◆ Exercise brief
Select every line containing the word "тотъ" from the material, and copy those lines.
+++ Exercise inputs
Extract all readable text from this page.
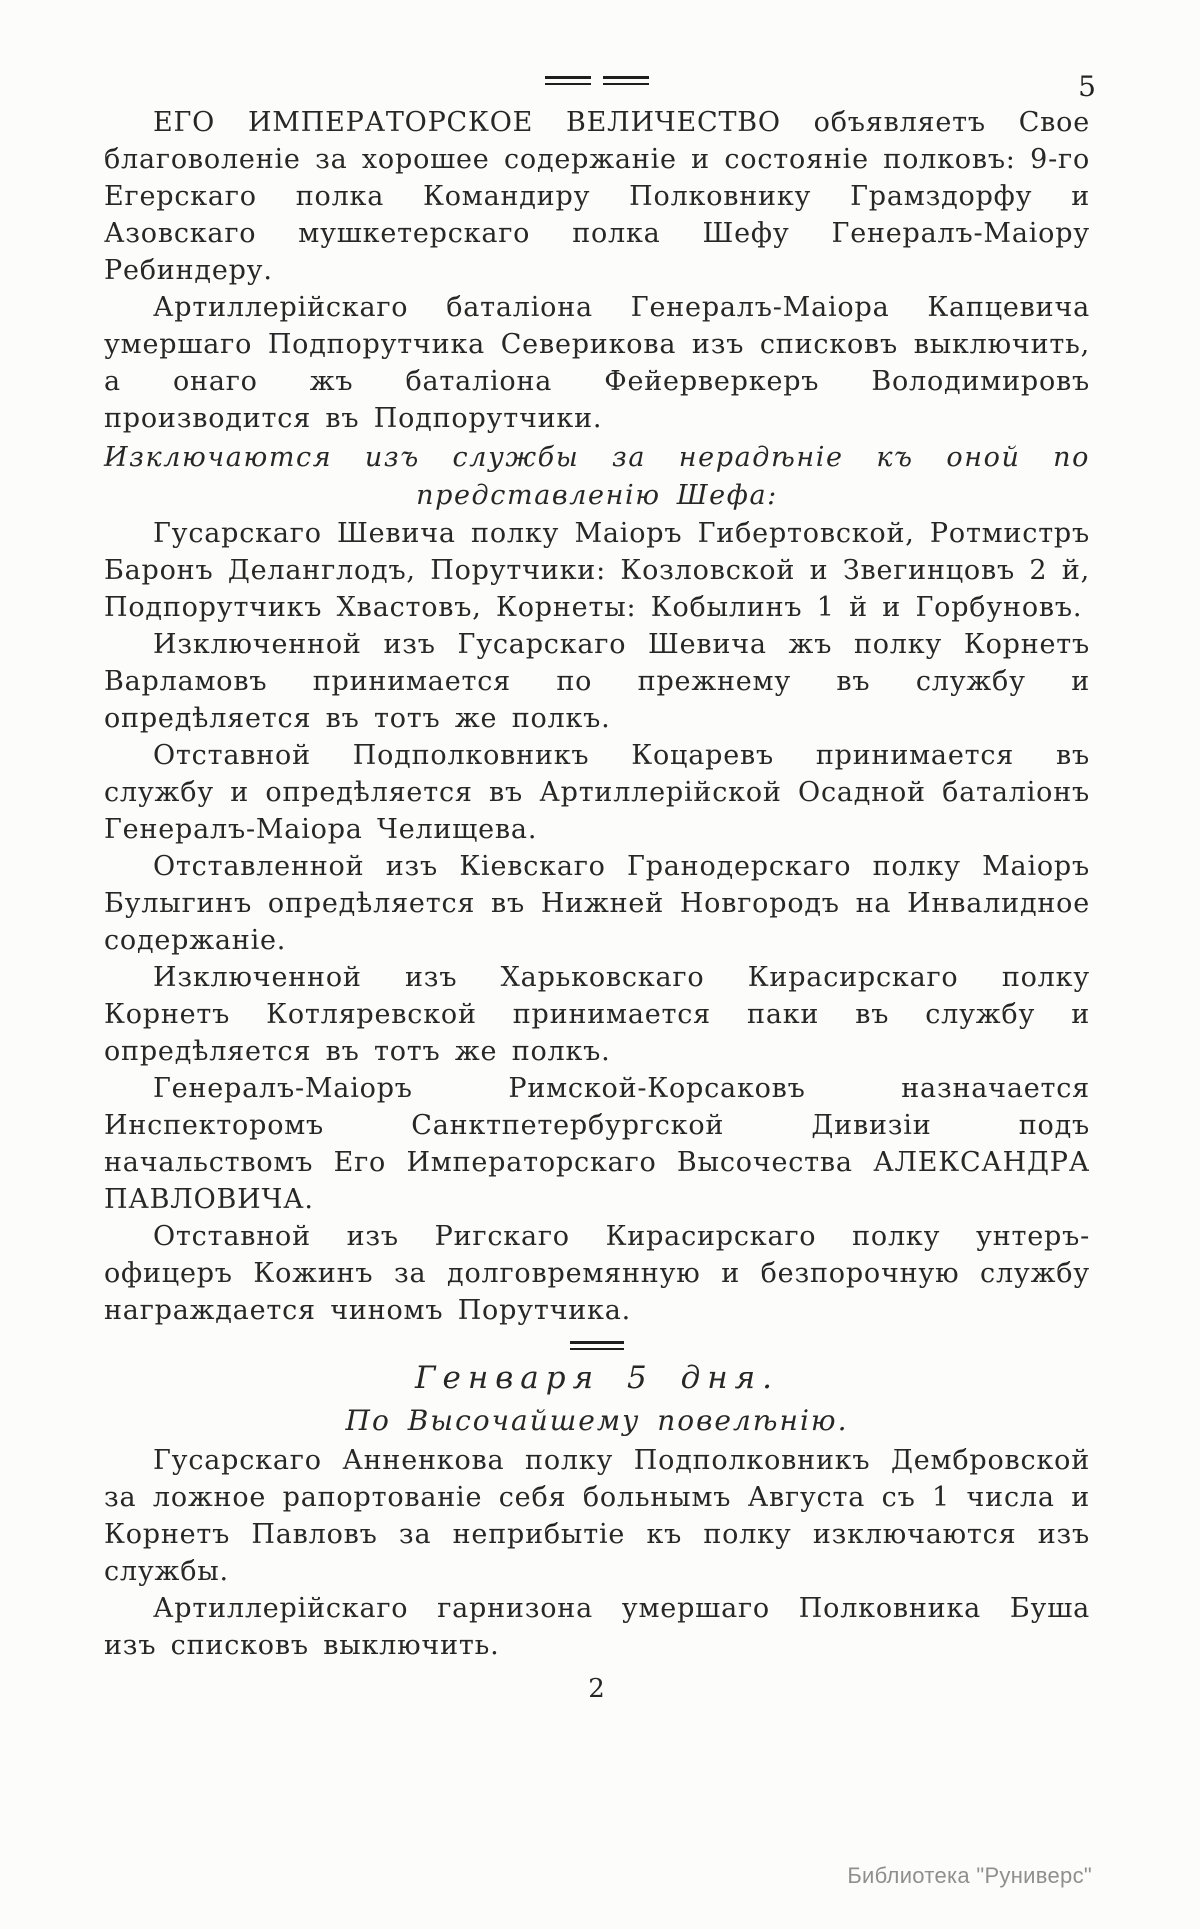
5

ЕГО ИМПЕРАТОРСКОЕ ВЕЛИЧЕСТВО объявляетъ Свое благоволеніе за хорошее содержаніе и состояніе полковъ: 9-го Егерскаго полка Командиру Полковнику Грамздорфу и Азовскаго мушкетерскаго полка Шефу Генералъ-Маіору Ребиндеру.

Артиллерійскаго баталіона Генералъ-Маіора Капцевича умершаго Подпорутчика Северикова изъ списковъ выключить, а онаго жъ баталіона Фейерверкеръ Володимировъ производится въ Подпорутчики.

Изключаются изъ службы за нерадѣніе къ оной по представленію Шефа:

Гусарскаго Шевича полку Маіоръ Гибертовской, Ротмистръ Баронъ Деланглодъ, Порутчики: Козловской и Звегинцовъ 2 й, Подпорутчикъ Хвастовъ, Корнеты: Кобылинъ 1 й и Горбуновъ.

Изключенной изъ Гусарскаго Шевича жъ полку Корнетъ Варламовъ принимается по прежнему въ службу и опредѣляется въ тотъ же полкъ.

Отставной Подполковникъ Коцаревъ принимается въ службу и опредѣляется въ Артиллерійской Осадной баталіонъ Генералъ-Маіора Челищева.

Отставленной изъ Кіевскаго Гранодерскаго полку Маіоръ Булыгинъ опредѣляется въ Нижней Новгородъ на Инвалидное содержаніе.

Изключенной изъ Харьковскаго Кирасирскаго полку Корнетъ Котляревской принимается паки въ службу и опредѣляется въ тотъ же полкъ.

Генералъ-Маіоръ Римской-Корсаковъ назначается Инспекторомъ Санктпетербургской Дивизіи подъ начальствомъ Его Императорскаго Высочества АЛЕКСАНДРА ПАВЛОВИЧА.

Отставной изъ Ригскаго Кирасирскаго полку унтеръ-офицеръ Кожинъ за долговремянную и безпорочную службу награждается чиномъ Порутчика.

Генваря 5 дня.

По Высочайшему повелѣнію.

Гусарскаго Анненкова полку Подполковникъ Дембровской за ложное рапортованіе себя больнымъ Августа съ 1 числа и Корнетъ Павловъ за неприбытіе къ полку изключаются изъ службы.

Артиллерійскаго гарнизона умершаго Полковника Буша изъ списковъ выключить.

2

Библиотека "Руниверс"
++++++
◆ Result of this exercise
Изключенной изъ Гусарскаго Шевича жъ полку Корнетъ Варламовъ принимается по прежнему въ службу и опредѣляется въ тотъ же полкъ.
Изключенной изъ Харьковскаго Кирасирскаго полку Корнетъ Котляревской принимается паки въ службу и опредѣляется въ тотъ же полкъ.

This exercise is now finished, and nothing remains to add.